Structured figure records
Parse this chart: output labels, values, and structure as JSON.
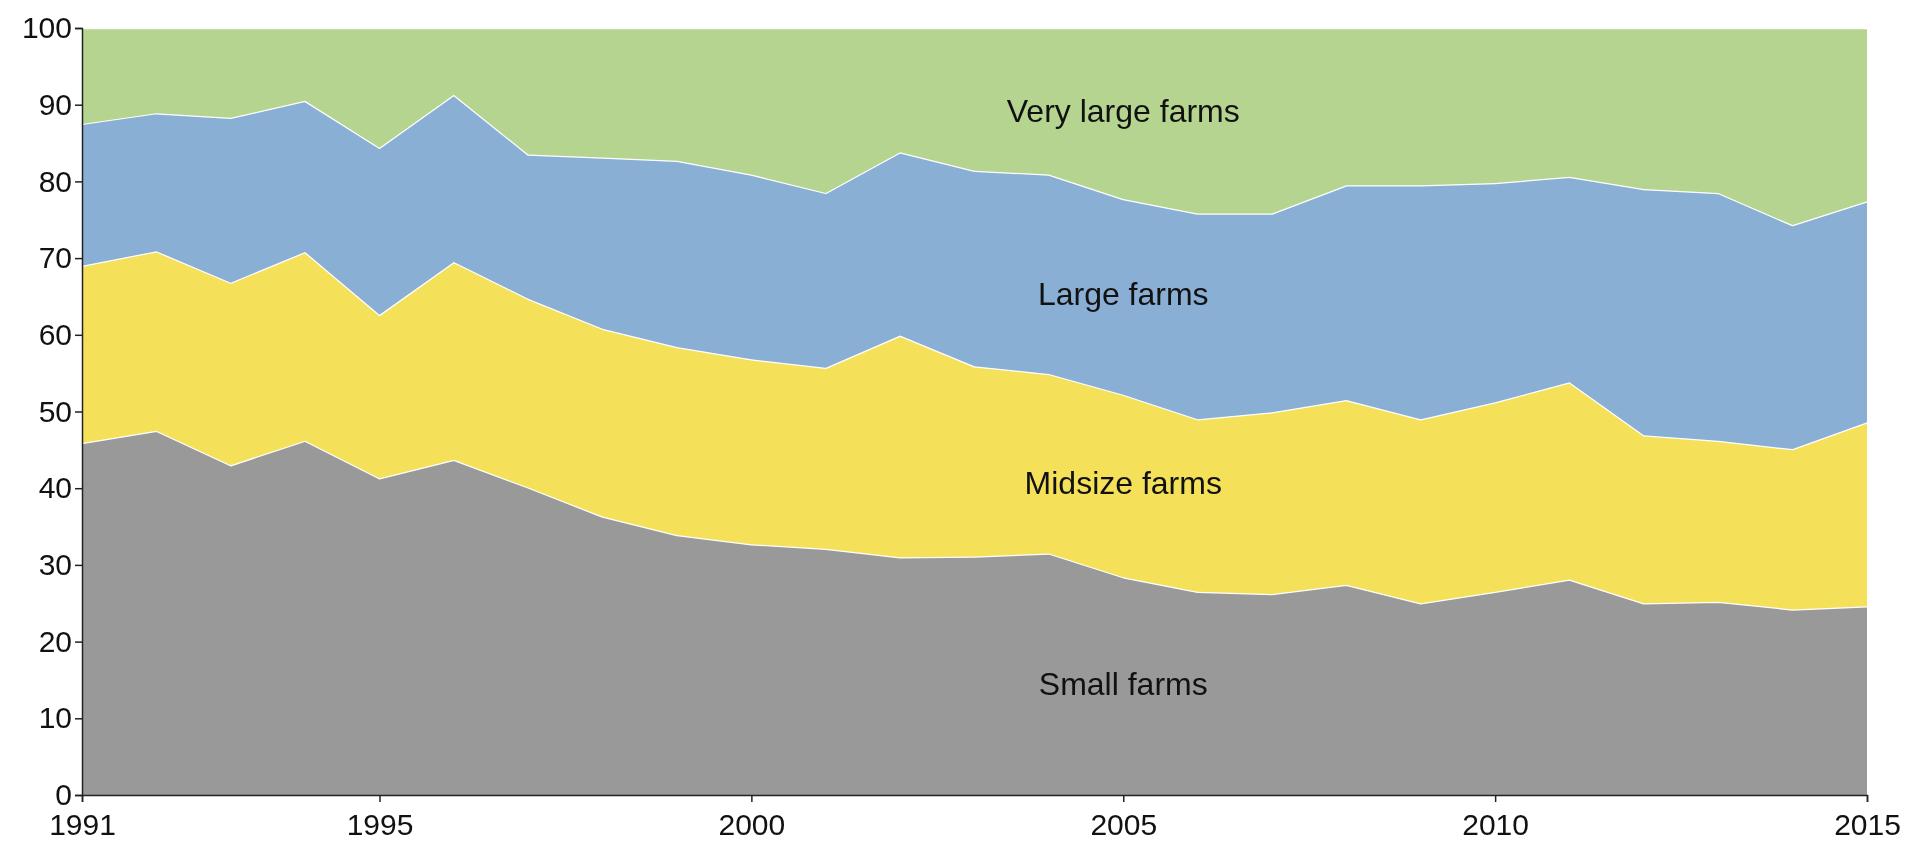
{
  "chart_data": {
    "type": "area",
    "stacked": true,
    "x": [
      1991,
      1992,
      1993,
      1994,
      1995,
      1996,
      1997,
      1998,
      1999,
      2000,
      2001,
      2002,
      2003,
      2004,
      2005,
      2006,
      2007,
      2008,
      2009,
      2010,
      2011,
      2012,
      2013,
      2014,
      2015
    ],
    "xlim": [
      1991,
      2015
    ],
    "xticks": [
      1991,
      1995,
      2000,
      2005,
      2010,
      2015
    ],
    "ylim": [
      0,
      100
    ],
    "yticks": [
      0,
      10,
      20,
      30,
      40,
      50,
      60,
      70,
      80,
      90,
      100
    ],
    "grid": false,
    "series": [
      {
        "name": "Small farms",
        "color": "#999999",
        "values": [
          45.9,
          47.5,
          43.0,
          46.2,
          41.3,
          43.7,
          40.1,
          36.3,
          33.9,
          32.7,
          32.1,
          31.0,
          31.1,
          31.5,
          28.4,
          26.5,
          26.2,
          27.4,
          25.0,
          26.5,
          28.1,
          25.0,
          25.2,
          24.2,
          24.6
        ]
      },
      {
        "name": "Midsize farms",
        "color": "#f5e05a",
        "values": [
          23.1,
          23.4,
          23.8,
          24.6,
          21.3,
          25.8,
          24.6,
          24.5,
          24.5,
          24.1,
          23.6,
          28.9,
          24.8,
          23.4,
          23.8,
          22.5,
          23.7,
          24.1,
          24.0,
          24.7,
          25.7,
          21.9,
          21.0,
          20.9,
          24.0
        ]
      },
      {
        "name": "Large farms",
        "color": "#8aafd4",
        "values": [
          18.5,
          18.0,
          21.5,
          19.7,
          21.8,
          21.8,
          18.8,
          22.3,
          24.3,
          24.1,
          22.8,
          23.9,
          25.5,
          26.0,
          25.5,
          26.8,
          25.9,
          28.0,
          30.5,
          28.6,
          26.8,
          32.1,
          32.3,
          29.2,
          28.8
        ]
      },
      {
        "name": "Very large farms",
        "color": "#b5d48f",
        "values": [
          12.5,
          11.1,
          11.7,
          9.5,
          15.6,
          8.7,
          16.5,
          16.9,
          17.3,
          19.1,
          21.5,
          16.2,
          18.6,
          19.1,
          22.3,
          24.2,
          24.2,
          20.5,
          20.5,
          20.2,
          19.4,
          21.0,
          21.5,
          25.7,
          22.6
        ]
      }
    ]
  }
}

**REQUEST**
Except for the pictures, copy every line of the records above exactly.

**FINISHED ANSWER**
Parse this chart: output labels, values, and structure as JSON.
{
  "chart_data": {
    "type": "area",
    "stacked": true,
    "x": [
      1991,
      1992,
      1993,
      1994,
      1995,
      1996,
      1997,
      1998,
      1999,
      2000,
      2001,
      2002,
      2003,
      2004,
      2005,
      2006,
      2007,
      2008,
      2009,
      2010,
      2011,
      2012,
      2013,
      2014,
      2015
    ],
    "xlim": [
      1991,
      2015
    ],
    "xticks": [
      1991,
      1995,
      2000,
      2005,
      2010,
      2015
    ],
    "ylim": [
      0,
      100
    ],
    "yticks": [
      0,
      10,
      20,
      30,
      40,
      50,
      60,
      70,
      80,
      90,
      100
    ],
    "grid": false,
    "series": [
      {
        "name": "Small farms",
        "color": "#999999",
        "values": [
          45.9,
          47.5,
          43.0,
          46.2,
          41.3,
          43.7,
          40.1,
          36.3,
          33.9,
          32.7,
          32.1,
          31.0,
          31.1,
          31.5,
          28.4,
          26.5,
          26.2,
          27.4,
          25.0,
          26.5,
          28.1,
          25.0,
          25.2,
          24.2,
          24.6
        ]
      },
      {
        "name": "Midsize farms",
        "color": "#f5e05a",
        "values": [
          23.1,
          23.4,
          23.8,
          24.6,
          21.3,
          25.8,
          24.6,
          24.5,
          24.5,
          24.1,
          23.6,
          28.9,
          24.8,
          23.4,
          23.8,
          22.5,
          23.7,
          24.1,
          24.0,
          24.7,
          25.7,
          21.9,
          21.0,
          20.9,
          24.0
        ]
      },
      {
        "name": "Large farms",
        "color": "#8aafd4",
        "values": [
          18.5,
          18.0,
          21.5,
          19.7,
          21.8,
          21.8,
          18.8,
          22.3,
          24.3,
          24.1,
          22.8,
          23.9,
          25.5,
          26.0,
          25.5,
          26.8,
          25.9,
          28.0,
          30.5,
          28.6,
          26.8,
          32.1,
          32.3,
          29.2,
          28.8
        ]
      },
      {
        "name": "Very large farms",
        "color": "#b5d48f",
        "values": [
          12.5,
          11.1,
          11.7,
          9.5,
          15.6,
          8.7,
          16.5,
          16.9,
          17.3,
          19.1,
          21.5,
          16.2,
          18.6,
          19.1,
          22.3,
          24.2,
          24.2,
          20.5,
          20.5,
          20.2,
          19.4,
          21.0,
          21.5,
          25.7,
          22.6
        ]
      }
    ]
  }
}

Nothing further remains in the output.